**EXERCISE AIM**
Your answer should be a single number: the count of lines that hold the word "které".

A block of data
◇ ◇ ◇ ◇ ◇ ◇ ◇
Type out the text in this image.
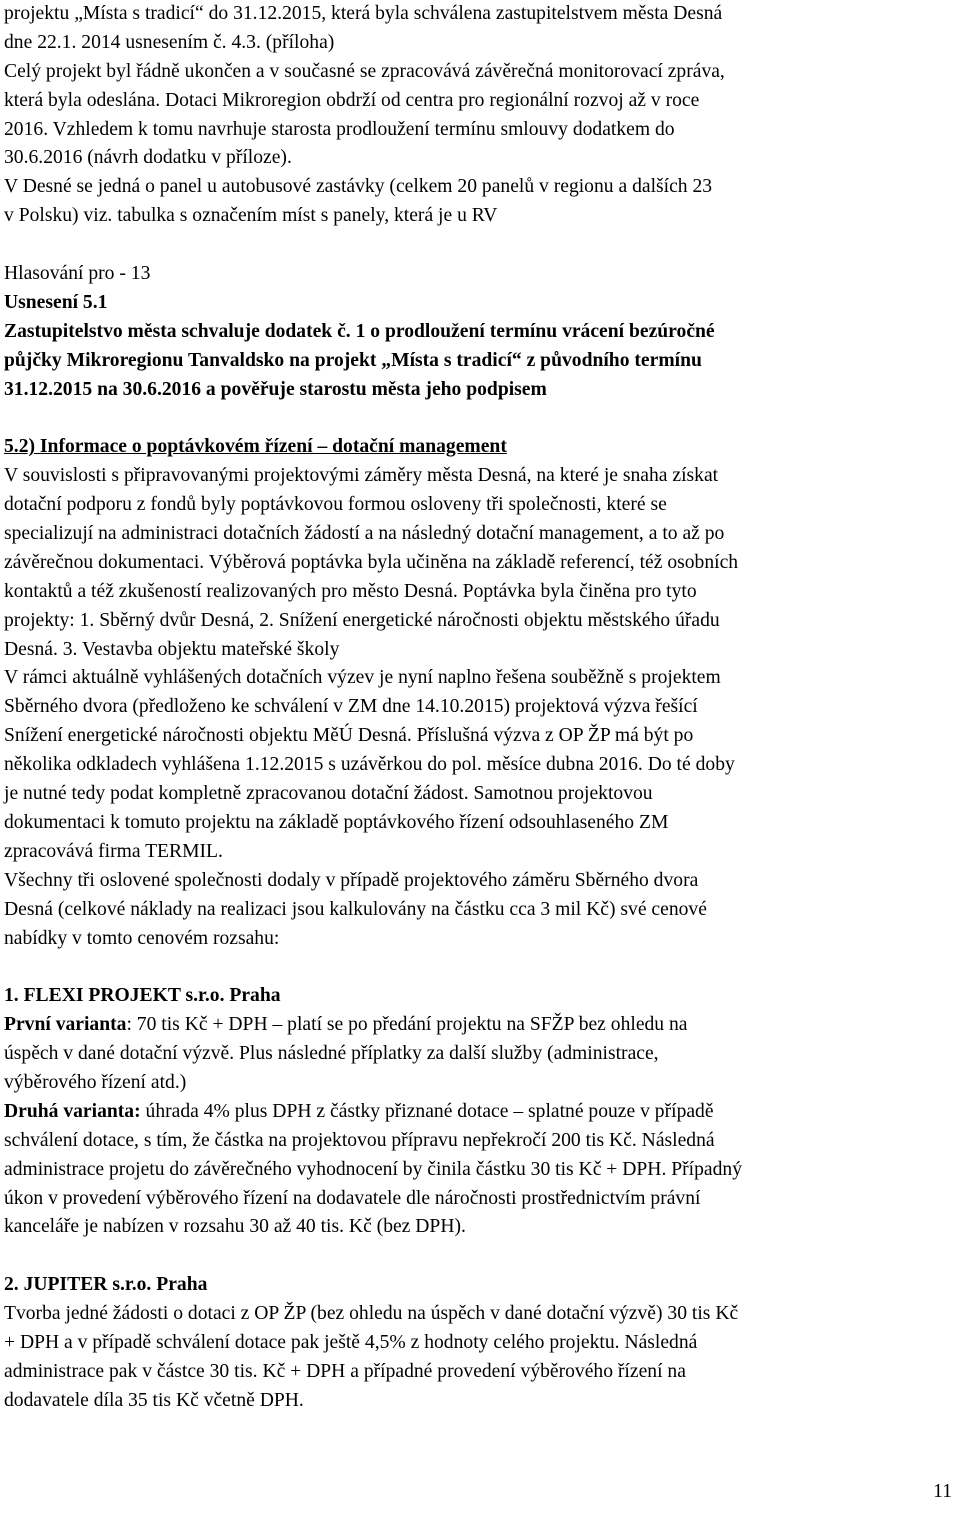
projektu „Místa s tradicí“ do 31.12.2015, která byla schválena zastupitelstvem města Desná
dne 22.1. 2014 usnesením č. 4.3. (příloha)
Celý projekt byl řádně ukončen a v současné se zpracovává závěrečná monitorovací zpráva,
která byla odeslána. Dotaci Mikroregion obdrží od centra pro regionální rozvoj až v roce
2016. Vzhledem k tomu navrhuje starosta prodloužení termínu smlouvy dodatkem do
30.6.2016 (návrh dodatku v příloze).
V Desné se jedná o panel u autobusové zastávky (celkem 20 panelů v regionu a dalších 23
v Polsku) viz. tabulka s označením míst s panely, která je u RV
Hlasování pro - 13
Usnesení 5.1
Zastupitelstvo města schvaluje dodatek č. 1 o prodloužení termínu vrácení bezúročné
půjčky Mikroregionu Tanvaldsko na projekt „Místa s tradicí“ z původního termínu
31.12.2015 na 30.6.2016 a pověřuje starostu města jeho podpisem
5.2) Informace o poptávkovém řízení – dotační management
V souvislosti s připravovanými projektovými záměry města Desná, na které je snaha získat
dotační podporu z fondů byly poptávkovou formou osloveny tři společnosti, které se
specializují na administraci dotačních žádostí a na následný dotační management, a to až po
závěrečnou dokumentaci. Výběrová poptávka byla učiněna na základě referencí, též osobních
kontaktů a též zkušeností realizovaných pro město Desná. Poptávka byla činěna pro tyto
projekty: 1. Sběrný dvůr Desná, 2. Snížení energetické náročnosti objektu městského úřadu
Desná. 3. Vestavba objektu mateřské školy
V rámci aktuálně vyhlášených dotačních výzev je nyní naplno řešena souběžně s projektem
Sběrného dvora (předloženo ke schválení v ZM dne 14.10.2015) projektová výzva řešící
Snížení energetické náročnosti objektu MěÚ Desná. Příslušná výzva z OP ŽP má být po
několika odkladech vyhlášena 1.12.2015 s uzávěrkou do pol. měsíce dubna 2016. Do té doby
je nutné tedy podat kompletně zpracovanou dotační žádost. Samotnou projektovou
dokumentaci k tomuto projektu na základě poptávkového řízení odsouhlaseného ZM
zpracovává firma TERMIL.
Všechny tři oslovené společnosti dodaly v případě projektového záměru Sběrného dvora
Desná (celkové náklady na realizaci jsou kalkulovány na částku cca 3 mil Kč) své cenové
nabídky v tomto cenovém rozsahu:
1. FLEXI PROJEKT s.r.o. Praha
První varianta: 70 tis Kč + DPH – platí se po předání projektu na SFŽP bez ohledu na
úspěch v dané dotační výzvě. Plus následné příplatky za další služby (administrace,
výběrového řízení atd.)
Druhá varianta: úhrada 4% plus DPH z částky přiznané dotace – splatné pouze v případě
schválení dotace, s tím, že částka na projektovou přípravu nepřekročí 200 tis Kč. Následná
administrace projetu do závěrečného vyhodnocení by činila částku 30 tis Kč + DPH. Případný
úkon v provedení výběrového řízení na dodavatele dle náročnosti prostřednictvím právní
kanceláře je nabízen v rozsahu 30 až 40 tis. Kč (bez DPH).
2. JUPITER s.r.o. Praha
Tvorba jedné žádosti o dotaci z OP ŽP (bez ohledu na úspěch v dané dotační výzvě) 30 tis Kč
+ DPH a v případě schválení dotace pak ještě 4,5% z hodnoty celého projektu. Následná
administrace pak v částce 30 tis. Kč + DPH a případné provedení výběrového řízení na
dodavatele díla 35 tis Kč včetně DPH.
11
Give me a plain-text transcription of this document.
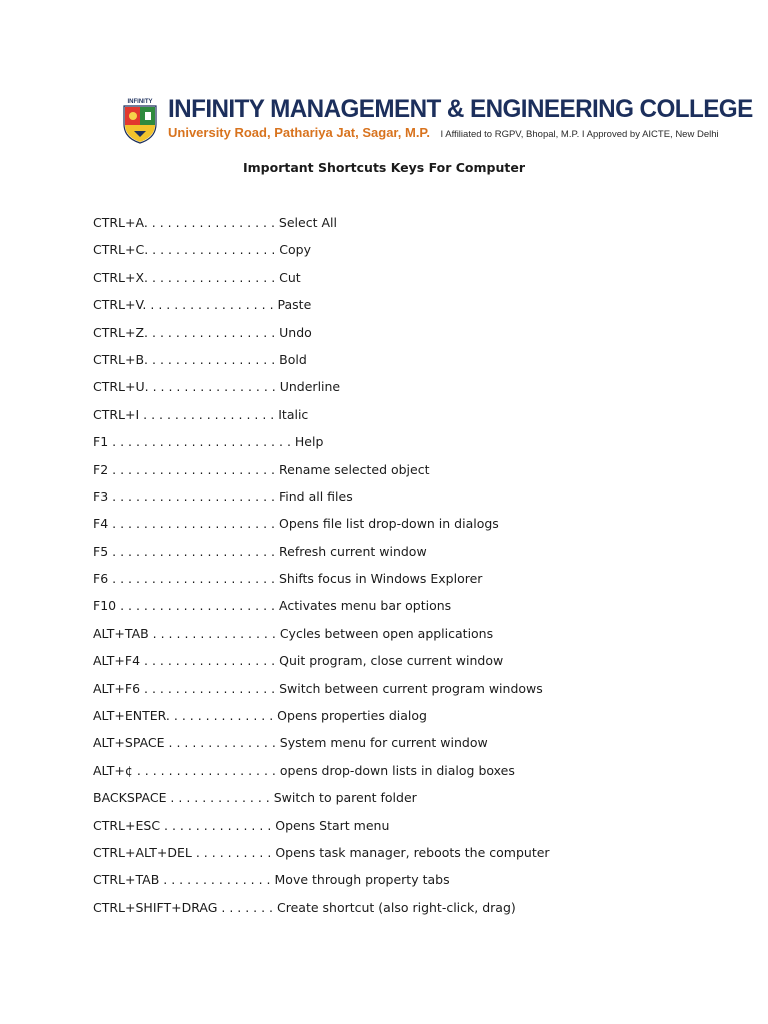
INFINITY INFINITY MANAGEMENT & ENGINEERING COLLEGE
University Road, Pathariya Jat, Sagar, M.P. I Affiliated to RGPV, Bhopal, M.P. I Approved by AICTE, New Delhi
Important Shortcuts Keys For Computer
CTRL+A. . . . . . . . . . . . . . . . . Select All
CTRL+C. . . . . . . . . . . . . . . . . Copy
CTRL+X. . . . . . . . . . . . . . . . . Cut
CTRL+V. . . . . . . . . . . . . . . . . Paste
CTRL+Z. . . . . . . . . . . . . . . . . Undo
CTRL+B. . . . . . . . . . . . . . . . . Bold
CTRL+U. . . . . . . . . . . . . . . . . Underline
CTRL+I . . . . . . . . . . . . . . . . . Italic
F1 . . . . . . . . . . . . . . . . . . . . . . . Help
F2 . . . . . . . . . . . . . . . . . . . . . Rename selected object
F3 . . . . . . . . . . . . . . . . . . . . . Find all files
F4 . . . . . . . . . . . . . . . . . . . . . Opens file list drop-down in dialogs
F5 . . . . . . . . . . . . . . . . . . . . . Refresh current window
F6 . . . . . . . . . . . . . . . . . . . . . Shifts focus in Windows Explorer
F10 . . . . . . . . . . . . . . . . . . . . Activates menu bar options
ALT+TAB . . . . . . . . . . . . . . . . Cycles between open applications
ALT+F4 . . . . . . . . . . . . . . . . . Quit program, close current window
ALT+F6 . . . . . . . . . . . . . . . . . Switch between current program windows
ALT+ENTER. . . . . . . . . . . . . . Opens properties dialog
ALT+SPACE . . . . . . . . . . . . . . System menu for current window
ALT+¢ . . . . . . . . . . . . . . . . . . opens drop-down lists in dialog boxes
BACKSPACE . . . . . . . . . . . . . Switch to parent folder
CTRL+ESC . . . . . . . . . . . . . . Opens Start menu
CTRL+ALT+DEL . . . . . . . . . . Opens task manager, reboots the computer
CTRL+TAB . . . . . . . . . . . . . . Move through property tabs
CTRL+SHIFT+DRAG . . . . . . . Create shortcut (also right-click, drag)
◇ ◇ ◇ ◇ ◇ ◇ ◇
**REPLY**
2